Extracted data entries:
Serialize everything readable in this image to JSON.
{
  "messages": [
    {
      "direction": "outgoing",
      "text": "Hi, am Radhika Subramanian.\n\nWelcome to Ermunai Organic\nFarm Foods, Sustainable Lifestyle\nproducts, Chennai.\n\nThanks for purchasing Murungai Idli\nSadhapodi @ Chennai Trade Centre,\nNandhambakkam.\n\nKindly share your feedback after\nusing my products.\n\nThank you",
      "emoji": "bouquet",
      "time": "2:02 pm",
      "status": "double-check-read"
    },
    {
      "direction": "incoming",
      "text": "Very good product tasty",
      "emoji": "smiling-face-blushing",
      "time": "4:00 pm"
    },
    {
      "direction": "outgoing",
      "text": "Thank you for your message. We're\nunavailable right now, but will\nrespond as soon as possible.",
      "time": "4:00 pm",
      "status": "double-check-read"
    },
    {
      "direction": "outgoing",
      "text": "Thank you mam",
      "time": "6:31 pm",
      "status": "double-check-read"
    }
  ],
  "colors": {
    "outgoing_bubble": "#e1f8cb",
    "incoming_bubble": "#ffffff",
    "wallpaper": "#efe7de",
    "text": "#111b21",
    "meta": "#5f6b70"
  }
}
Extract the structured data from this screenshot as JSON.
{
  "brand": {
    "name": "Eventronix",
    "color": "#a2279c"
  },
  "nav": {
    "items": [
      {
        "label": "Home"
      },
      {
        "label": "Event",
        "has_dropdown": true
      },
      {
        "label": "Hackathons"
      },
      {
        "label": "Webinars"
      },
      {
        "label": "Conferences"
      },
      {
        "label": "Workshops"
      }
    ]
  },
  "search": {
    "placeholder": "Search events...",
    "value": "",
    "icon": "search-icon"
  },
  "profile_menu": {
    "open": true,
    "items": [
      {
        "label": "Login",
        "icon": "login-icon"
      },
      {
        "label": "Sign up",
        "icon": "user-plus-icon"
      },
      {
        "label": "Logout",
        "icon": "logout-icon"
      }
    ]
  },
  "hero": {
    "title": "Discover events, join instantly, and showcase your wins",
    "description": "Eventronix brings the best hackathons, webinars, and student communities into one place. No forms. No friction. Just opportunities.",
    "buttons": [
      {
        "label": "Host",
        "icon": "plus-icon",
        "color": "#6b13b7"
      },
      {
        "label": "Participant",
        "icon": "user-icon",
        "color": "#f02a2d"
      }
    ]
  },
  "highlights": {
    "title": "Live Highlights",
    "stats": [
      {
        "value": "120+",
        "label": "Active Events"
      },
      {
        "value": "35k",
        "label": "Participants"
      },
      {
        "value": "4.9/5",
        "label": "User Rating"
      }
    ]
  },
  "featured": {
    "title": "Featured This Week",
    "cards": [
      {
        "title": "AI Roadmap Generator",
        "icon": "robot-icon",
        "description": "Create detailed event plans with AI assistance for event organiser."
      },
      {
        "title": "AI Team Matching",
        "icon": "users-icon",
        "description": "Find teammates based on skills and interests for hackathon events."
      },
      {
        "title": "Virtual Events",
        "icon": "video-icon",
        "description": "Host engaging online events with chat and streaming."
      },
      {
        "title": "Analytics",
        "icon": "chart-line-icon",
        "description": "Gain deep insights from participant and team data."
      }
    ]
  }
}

**Aim of the task**
Out of the records, collect only those lines that contain the string "icon".

**Final result**
    "icon": "search-icon"
        "icon": "login-icon"
        "icon": "user-plus-icon"
        "icon": "logout-icon"
        "icon": "plus-icon",
        "icon": "user-icon",
        "icon": "robot-icon",
        "icon": "users-icon",
        "icon": "video-icon",
        "icon": "chart-line-icon",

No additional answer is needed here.